Prompt:
Your task is to locate every line holding the string "профилю" and to copy each of them.

Extracted data entries:

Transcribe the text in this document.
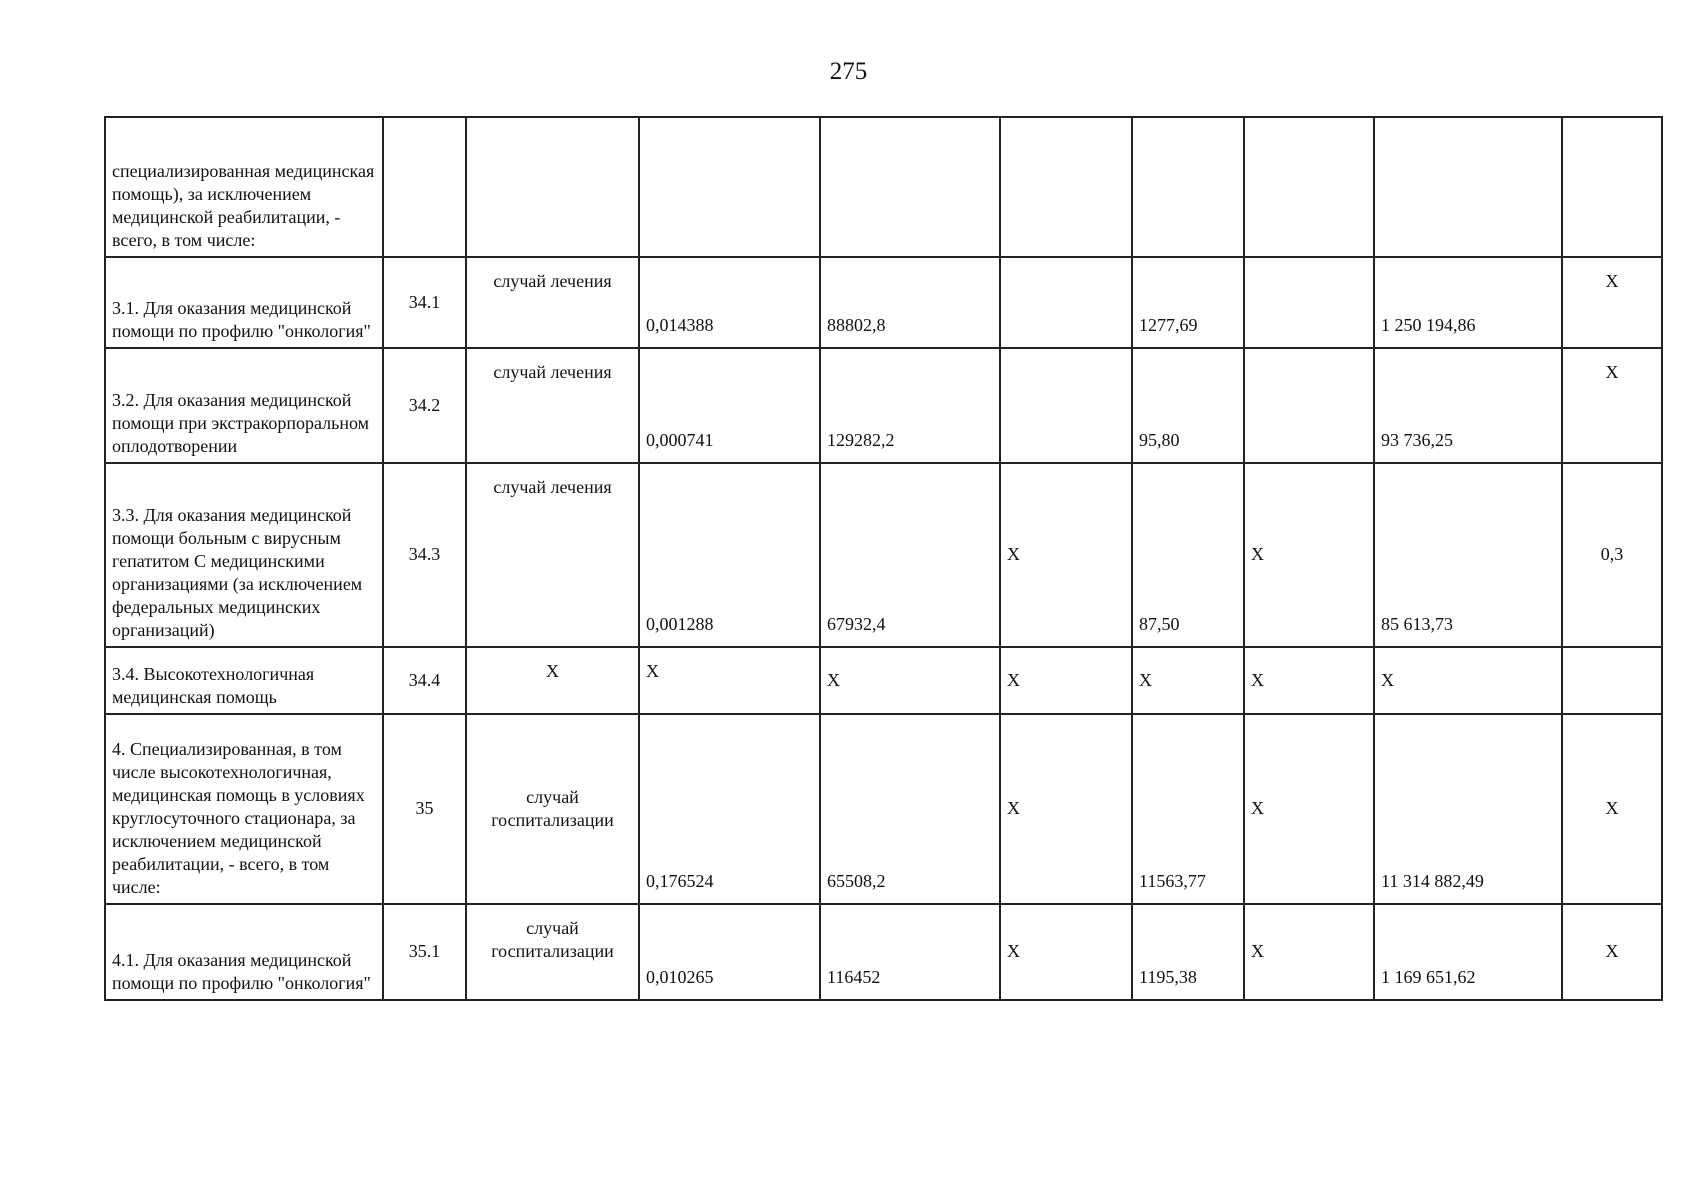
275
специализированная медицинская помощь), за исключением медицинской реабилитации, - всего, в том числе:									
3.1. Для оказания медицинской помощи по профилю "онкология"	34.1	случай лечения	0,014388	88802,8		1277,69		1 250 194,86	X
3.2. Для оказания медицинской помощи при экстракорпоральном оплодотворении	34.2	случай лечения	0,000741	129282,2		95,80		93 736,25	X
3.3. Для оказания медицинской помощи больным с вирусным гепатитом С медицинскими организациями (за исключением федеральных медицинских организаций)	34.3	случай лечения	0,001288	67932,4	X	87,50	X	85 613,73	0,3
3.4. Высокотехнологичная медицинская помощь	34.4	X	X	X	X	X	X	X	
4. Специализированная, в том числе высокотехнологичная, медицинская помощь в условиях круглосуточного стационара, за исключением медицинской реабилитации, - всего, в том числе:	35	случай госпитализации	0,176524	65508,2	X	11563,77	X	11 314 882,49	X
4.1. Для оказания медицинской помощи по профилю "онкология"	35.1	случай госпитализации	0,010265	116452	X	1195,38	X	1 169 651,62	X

Full answer:
3.1. Для оказания медицинской помощи по профилю "онкология"	34.1	случай лечения	0,014388	88802,8		1277,69		1 250 194,86	X
4.1. Для оказания медицинской помощи по профилю "онкология"	35.1	случай госпитализации	0,010265	116452	X	1195,38	X	1 169 651,62	X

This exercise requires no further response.